Items from a dataset

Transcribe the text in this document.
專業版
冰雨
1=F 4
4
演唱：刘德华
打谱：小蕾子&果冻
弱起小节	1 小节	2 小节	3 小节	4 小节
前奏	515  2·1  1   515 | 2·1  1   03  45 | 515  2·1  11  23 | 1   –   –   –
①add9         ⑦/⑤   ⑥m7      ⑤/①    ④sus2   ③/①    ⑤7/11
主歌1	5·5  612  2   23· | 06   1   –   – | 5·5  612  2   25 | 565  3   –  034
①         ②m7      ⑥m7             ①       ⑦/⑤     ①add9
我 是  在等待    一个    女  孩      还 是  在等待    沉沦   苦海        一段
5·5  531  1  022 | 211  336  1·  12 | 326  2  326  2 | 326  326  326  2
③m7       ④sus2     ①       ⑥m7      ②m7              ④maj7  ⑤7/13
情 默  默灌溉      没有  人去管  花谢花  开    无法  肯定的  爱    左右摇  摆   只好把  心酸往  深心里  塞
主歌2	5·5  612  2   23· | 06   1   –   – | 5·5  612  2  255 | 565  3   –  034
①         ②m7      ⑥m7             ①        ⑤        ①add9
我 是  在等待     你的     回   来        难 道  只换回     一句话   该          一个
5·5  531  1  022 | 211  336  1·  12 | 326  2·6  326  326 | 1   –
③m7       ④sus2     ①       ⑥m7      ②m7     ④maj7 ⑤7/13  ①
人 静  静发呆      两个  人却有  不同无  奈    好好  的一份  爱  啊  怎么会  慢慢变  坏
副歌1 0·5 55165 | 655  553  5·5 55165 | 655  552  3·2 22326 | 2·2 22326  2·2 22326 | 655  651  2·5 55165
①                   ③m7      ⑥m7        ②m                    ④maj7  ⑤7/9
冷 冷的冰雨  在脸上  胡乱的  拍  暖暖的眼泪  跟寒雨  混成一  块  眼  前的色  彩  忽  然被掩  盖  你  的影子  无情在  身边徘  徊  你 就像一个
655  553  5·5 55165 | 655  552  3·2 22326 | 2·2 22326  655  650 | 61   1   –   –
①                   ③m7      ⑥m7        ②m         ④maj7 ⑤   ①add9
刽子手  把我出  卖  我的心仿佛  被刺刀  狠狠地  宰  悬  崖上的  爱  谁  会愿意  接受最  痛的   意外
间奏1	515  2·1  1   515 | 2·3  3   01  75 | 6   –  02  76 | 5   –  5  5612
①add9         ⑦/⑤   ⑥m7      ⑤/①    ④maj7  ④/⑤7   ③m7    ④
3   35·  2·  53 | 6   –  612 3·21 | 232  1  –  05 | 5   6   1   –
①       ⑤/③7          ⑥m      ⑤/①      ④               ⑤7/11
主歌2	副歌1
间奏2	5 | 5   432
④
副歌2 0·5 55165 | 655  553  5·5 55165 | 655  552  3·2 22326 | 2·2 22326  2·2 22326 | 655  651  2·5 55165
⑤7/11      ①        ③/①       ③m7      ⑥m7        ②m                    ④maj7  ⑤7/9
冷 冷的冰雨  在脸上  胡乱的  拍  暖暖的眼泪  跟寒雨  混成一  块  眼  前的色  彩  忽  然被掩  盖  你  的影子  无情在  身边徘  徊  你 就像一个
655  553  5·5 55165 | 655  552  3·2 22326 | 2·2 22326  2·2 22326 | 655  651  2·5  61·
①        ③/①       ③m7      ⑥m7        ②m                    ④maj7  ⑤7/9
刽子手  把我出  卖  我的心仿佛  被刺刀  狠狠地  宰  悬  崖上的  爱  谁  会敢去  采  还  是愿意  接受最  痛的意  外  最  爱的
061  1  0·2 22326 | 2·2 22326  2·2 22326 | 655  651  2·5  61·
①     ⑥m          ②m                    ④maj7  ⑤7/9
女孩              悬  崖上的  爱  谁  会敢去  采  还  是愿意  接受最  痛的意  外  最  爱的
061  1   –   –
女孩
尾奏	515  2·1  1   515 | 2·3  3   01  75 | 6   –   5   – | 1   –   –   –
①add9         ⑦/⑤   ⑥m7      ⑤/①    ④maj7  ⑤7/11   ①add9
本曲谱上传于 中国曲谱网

TASK DIRECTIONS >>
Exactly reproduce every line found in the records.

SOLUTION >>
Transcribe the text in this document.
專業版
冰雨
1=F 4
4
演唱：刘德华
打谱：小蕾子&果冻
弱起小节	1 小节	2 小节	3 小节	4 小节
前奏	515  2·1  1   515 | 2·1  1   03  45 | 515  2·1  11  23 | 1   –   –   –
①add9         ⑦/⑤   ⑥m7      ⑤/①    ④sus2   ③/①    ⑤7/11
主歌1	5·5  612  2   23· | 06   1   –   – | 5·5  612  2   25 | 565  3   –  034
①         ②m7      ⑥m7             ①       ⑦/⑤     ①add9
我 是  在等待    一个    女  孩      还 是  在等待    沉沦   苦海        一段
5·5  531  1  022 | 211  336  1·  12 | 326  2  326  2 | 326  326  326  2
③m7       ④sus2     ①       ⑥m7      ②m7              ④maj7  ⑤7/13
情 默  默灌溉      没有  人去管  花谢花  开    无法  肯定的  爱    左右摇  摆   只好把  心酸往  深心里  塞
主歌2	5·5  612  2   23· | 06   1   –   – | 5·5  612  2  255 | 565  3   –  034
①         ②m7      ⑥m7             ①        ⑤        ①add9
我 是  在等待     你的     回   来        难 道  只换回     一句话   该          一个
5·5  531  1  022 | 211  336  1·  12 | 326  2·6  326  326 | 1   –
③m7       ④sus2     ①       ⑥m7      ②m7     ④maj7 ⑤7/13  ①
人 静  静发呆      两个  人却有  不同无  奈    好好  的一份  爱  啊  怎么会  慢慢变  坏
副歌1 0·5 55165 | 655  553  5·5 55165 | 655  552  3·2 22326 | 2·2 22326  2·2 22326 | 655  651  2·5 55165
①                   ③m7      ⑥m7        ②m                    ④maj7  ⑤7/9
冷 冷的冰雨  在脸上  胡乱的  拍  暖暖的眼泪  跟寒雨  混成一  块  眼  前的色  彩  忽  然被掩  盖  你  的影子  无情在  身边徘  徊  你 就像一个
655  553  5·5 55165 | 655  552  3·2 22326 | 2·2 22326  655  650 | 61   1   –   –
①                   ③m7      ⑥m7        ②m         ④maj7 ⑤   ①add9
刽子手  把我出  卖  我的心仿佛  被刺刀  狠狠地  宰  悬  崖上的  爱  谁  会愿意  接受最  痛的   意外
间奏1	515  2·1  1   515 | 2·3  3   01  75 | 6   –  02  76 | 5   –  5  5612
①add9         ⑦/⑤   ⑥m7      ⑤/①    ④maj7  ④/⑤7   ③m7    ④
3   35·  2·  53 | 6   –  612 3·21 | 232  1  –  05 | 5   6   1   –
①       ⑤/③7          ⑥m      ⑤/①      ④               ⑤7/11
主歌2	副歌1
间奏2	5 | 5   432
④
副歌2 0·5 55165 | 655  553  5·5 55165 | 655  552  3·2 22326 | 2·2 22326  2·2 22326 | 655  651  2·5 55165
⑤7/11      ①        ③/①       ③m7      ⑥m7        ②m                    ④maj7  ⑤7/9
冷 冷的冰雨  在脸上  胡乱的  拍  暖暖的眼泪  跟寒雨  混成一  块  眼  前的色  彩  忽  然被掩  盖  你  的影子  无情在  身边徘  徊  你 就像一个
655  553  5·5 55165 | 655  552  3·2 22326 | 2·2 22326  2·2 22326 | 655  651  2·5  61·
①        ③/①       ③m7      ⑥m7        ②m                    ④maj7  ⑤7/9
刽子手  把我出  卖  我的心仿佛  被刺刀  狠狠地  宰  悬  崖上的  爱  谁  会敢去  采  还  是愿意  接受最  痛的意  外  最  爱的
061  1  0·2 22326 | 2·2 22326  2·2 22326 | 655  651  2·5  61·
①     ⑥m          ②m                    ④maj7  ⑤7/9
女孩              悬  崖上的  爱  谁  会敢去  采  还  是愿意  接受最  痛的意  外  最  爱的
061  1   –   –
女孩
尾奏	515  2·1  1   515 | 2·3  3   01  75 | 6   –   5   – | 1   –   –   –
①add9         ⑦/⑤   ⑥m7      ⑤/①    ④maj7  ⑤7/11   ①add9
本曲谱上传于 中国曲谱网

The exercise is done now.